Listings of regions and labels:
§

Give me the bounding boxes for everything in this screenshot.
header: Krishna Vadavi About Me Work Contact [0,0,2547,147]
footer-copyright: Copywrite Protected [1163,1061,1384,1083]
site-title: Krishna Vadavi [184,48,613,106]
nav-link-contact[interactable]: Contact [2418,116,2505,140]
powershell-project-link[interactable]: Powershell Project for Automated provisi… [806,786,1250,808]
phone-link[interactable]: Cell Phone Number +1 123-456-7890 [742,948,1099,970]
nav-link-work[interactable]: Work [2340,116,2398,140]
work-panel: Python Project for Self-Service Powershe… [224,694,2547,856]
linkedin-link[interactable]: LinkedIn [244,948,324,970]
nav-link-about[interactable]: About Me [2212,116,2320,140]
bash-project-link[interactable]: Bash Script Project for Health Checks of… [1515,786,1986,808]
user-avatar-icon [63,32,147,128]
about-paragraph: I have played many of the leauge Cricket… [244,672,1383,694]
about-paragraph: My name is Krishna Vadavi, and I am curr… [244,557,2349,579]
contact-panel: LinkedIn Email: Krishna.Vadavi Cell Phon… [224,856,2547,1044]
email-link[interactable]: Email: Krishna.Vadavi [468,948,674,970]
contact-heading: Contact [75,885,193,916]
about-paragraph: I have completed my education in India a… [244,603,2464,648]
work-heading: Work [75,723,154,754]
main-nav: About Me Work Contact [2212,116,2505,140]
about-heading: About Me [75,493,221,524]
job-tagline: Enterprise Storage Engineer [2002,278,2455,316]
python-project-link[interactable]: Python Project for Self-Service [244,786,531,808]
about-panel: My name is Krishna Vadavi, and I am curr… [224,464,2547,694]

§

§ Short task: Please arrange every line of the entries above as a Markdown table with the columns Row and Line, numbering each row and leaving out any blank lines.

§ Task response:
| Row | Line |
|---|---|
| 1 | Give me the bounding boxes for everything in this screenshot. |
| 2 | header: Krishna Vadavi About Me Work Contact [0,0,2547,147] |
| 3 | footer-copyright: Copywrite Protected [1163,1061,1384,1083] |
| 4 | site-title: Krishna Vadavi [184,48,613,106] |
| 5 | nav-link-contact[interactable]: Contact [2418,116,2505,140] |
| 6 | powershell-project-link[interactable]: Powershell Project for Automated provisi… [806,786,1250,808] |
| 7 | phone-link[interactable]: Cell Phone Number +1 123-456-7890 [742,948,1099,970] |
| 8 | nav-link-work[interactable]: Work [2340,116,2398,140] |
| 9 | work-panel: Python Project for Self-Service Powershe… [224,694,2547,856] |
| 10 | linkedin-link[interactable]: LinkedIn [244,948,324,970] |
| 11 | nav-link-about[interactable]: About Me [2212,116,2320,140] |
| 12 | bash-project-link[interactable]: Bash Script Project for Health Checks of… [1515,786,1986,808] |
| 13 | user-avatar-icon [63,32,147,128] |
| 14 | about-paragraph: I have played many of the leauge Cricket… [244,672,1383,694] |
| 15 | about-paragraph: My name is Krishna Vadavi, and I am curr… [244,557,2349,579] |
| 16 | contact-panel: LinkedIn Email: Krishna.Vadavi Cell Phon… [224,856,2547,1044] |
| 17 | email-link[interactable]: Email: Krishna.Vadavi [468,948,674,970] |
| 18 | contact-heading: Contact [75,885,193,916] |
| 19 | about-paragraph: I have completed my education in India a… [244,603,2464,648] |
| 20 | work-heading: Work [75,723,154,754] |
| 21 | main-nav: About Me Work Contact [2212,116,2505,140] |
| 22 | about-heading: About Me [75,493,221,524] |
| 23 | job-tagline: Enterprise Storage Engineer [2002,278,2455,316] |
| 24 | python-project-link[interactable]: Python Project for Self-Service [244,786,531,808] |
| 25 | about-panel: My name is Krishna Vadavi, and I am curr… [224,464,2547,694] |